> [Required task]:
Copy each line below without leaving any out.

>> START Data for processing

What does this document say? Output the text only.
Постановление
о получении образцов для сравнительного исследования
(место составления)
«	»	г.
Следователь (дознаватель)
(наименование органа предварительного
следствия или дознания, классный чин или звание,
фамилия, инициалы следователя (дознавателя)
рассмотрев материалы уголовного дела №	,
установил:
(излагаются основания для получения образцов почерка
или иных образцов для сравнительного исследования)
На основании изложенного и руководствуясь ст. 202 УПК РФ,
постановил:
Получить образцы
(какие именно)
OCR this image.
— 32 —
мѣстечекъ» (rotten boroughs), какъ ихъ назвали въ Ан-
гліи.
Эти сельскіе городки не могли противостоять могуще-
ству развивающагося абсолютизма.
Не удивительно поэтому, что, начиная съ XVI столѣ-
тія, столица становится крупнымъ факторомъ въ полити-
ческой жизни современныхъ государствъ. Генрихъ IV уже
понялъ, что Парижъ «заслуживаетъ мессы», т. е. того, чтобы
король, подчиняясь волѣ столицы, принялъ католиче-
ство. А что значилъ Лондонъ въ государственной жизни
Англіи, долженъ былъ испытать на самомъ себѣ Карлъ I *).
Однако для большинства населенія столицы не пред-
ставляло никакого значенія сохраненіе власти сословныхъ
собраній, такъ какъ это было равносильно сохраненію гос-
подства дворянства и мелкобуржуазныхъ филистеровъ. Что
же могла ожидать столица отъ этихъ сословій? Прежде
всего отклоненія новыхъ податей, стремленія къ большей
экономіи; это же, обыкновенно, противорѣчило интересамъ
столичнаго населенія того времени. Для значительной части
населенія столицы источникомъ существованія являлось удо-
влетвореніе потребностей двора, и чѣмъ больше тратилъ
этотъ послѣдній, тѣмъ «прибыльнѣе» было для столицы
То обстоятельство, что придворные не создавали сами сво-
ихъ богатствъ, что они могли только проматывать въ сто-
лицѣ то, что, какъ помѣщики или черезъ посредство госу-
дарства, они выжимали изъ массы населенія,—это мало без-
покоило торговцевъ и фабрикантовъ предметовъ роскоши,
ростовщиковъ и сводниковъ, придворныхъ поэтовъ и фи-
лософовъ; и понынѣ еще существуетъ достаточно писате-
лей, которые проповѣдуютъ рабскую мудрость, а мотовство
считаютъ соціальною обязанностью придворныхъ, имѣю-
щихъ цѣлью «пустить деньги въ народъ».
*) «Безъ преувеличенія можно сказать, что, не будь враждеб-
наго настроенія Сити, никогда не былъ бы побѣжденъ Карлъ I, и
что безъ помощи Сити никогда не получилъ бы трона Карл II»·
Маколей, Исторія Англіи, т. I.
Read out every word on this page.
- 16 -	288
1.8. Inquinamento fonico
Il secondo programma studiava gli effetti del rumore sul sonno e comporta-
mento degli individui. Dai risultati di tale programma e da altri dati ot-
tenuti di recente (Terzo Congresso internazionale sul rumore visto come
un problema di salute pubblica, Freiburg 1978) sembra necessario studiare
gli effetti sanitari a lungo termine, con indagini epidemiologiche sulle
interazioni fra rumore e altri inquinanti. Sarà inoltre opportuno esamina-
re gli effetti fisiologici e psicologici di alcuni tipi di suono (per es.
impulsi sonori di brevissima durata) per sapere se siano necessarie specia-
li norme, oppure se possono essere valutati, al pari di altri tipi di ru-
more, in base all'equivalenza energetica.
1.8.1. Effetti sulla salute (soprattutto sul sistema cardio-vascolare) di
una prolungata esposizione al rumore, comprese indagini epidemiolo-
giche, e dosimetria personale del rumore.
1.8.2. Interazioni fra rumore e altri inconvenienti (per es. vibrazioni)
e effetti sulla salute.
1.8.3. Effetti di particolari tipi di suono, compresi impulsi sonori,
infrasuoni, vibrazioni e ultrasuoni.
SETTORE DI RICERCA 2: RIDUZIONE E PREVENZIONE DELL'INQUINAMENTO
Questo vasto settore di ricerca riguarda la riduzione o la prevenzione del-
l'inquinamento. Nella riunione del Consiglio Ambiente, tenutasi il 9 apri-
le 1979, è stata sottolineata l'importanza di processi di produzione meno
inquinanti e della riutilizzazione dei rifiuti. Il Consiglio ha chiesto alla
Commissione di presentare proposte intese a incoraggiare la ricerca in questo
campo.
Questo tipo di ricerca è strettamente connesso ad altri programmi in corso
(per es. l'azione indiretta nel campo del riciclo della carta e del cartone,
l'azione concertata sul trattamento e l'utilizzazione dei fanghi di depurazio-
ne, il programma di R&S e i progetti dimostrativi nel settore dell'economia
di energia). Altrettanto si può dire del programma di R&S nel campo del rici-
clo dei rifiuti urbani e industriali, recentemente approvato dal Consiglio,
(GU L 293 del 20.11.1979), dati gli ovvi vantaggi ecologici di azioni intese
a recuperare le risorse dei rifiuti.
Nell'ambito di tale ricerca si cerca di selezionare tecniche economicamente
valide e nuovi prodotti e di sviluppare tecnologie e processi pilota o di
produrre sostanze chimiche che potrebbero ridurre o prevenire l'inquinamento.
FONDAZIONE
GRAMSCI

>> END Data for processing

> [Task answer]:
What does this document say? Output the text only.
Постановление
о получении образцов для сравнительного исследования
(место составления)
«	»	г.
Следователь (дознаватель)
(наименование органа предварительного
следствия или дознания, классный чин или звание,
фамилия, инициалы следователя (дознавателя)
рассмотрев материалы уголовного дела №	,
установил:
(излагаются основания для получения образцов почерка
или иных образцов для сравнительного исследования)
На основании изложенного и руководствуясь ст. 202 УПК РФ,
постановил:
Получить образцы
(какие именно)
OCR this image.
— 32 —
мѣстечекъ» (rotten boroughs), какъ ихъ назвали въ Ан-
гліи.
Эти сельскіе городки не могли противостоять могуще-
ству развивающагося абсолютизма.
Не удивительно поэтому, что, начиная съ XVI столѣ-
тія, столица становится крупнымъ факторомъ въ полити-
ческой жизни современныхъ государствъ. Генрихъ IV уже
понялъ, что Парижъ «заслуживаетъ мессы», т. е. того, чтобы
король, подчиняясь волѣ столицы, принялъ католиче-
ство. А что значилъ Лондонъ въ государственной жизни
Англіи, долженъ былъ испытать на самомъ себѣ Карлъ I *).
Однако для большинства населенія столицы не пред-
ставляло никакого значенія сохраненіе власти сословныхъ
собраній, такъ какъ это было равносильно сохраненію гос-
подства дворянства и мелкобуржуазныхъ филистеровъ. Что
же могла ожидать столица отъ этихъ сословій? Прежде
всего отклоненія новыхъ податей, стремленія къ большей
экономіи; это же, обыкновенно, противорѣчило интересамъ
столичнаго населенія того времени. Для значительной части
населенія столицы источникомъ существованія являлось удо-
влетвореніе потребностей двора, и чѣмъ больше тратилъ
этотъ послѣдній, тѣмъ «прибыльнѣе» было для столицы
То обстоятельство, что придворные не создавали сами сво-
ихъ богатствъ, что они могли только проматывать въ сто-
лицѣ то, что, какъ помѣщики или черезъ посредство госу-
дарства, они выжимали изъ массы населенія,—это мало без-
покоило торговцевъ и фабрикантовъ предметовъ роскоши,
ростовщиковъ и сводниковъ, придворныхъ поэтовъ и фи-
лософовъ; и понынѣ еще существуетъ достаточно писате-
лей, которые проповѣдуютъ рабскую мудрость, а мотовство
считаютъ соціальною обязанностью придворныхъ, имѣю-
щихъ цѣлью «пустить деньги въ народъ».
*) «Безъ преувеличенія можно сказать, что, не будь враждеб-
наго настроенія Сити, никогда не былъ бы побѣжденъ Карлъ I, и
что безъ помощи Сити никогда не получилъ бы трона Карл II»·
Маколей, Исторія Англіи, т. I.
Read out every word on this page.
- 16 -	288
1.8. Inquinamento fonico
Il secondo programma studiava gli effetti del rumore sul sonno e comporta-
mento degli individui. Dai risultati di tale programma e da altri dati ot-
tenuti di recente (Terzo Congresso internazionale sul rumore visto come
un problema di salute pubblica, Freiburg 1978) sembra necessario studiare
gli effetti sanitari a lungo termine, con indagini epidemiologiche sulle
interazioni fra rumore e altri inquinanti. Sarà inoltre opportuno esamina-
re gli effetti fisiologici e psicologici di alcuni tipi di suono (per es.
impulsi sonori di brevissima durata) per sapere se siano necessarie specia-
li norme, oppure se possono essere valutati, al pari di altri tipi di ru-
more, in base all'equivalenza energetica.
1.8.1. Effetti sulla salute (soprattutto sul sistema cardio-vascolare) di
una prolungata esposizione al rumore, comprese indagini epidemiolo-
giche, e dosimetria personale del rumore.
1.8.2. Interazioni fra rumore e altri inconvenienti (per es. vibrazioni)
e effetti sulla salute.
1.8.3. Effetti di particolari tipi di suono, compresi impulsi sonori,
infrasuoni, vibrazioni e ultrasuoni.
SETTORE DI RICERCA 2: RIDUZIONE E PREVENZIONE DELL'INQUINAMENTO
Questo vasto settore di ricerca riguarda la riduzione o la prevenzione del-
l'inquinamento. Nella riunione del Consiglio Ambiente, tenutasi il 9 apri-
le 1979, è stata sottolineata l'importanza di processi di produzione meno
inquinanti e della riutilizzazione dei rifiuti. Il Consiglio ha chiesto alla
Commissione di presentare proposte intese a incoraggiare la ricerca in questo
campo.
Questo tipo di ricerca è strettamente connesso ad altri programmi in corso
(per es. l'azione indiretta nel campo del riciclo della carta e del cartone,
l'azione concertata sul trattamento e l'utilizzazione dei fanghi di depurazio-
ne, il programma di R&S e i progetti dimostrativi nel settore dell'economia
di energia). Altrettanto si può dire del programma di R&S nel campo del rici-
clo dei rifiuti urbani e industriali, recentemente approvato dal Consiglio,
(GU L 293 del 20.11.1979), dati gli ovvi vantaggi ecologici di azioni intese
a recuperare le risorse dei rifiuti.
Nell'ambito di tale ricerca si cerca di selezionare tecniche economicamente
valide e nuovi prodotti e di sviluppare tecnologie e processi pilota o di
produrre sostanze chimiche che potrebbero ridurre o prevenire l'inquinamento.
FONDAZIONE
GRAMSCI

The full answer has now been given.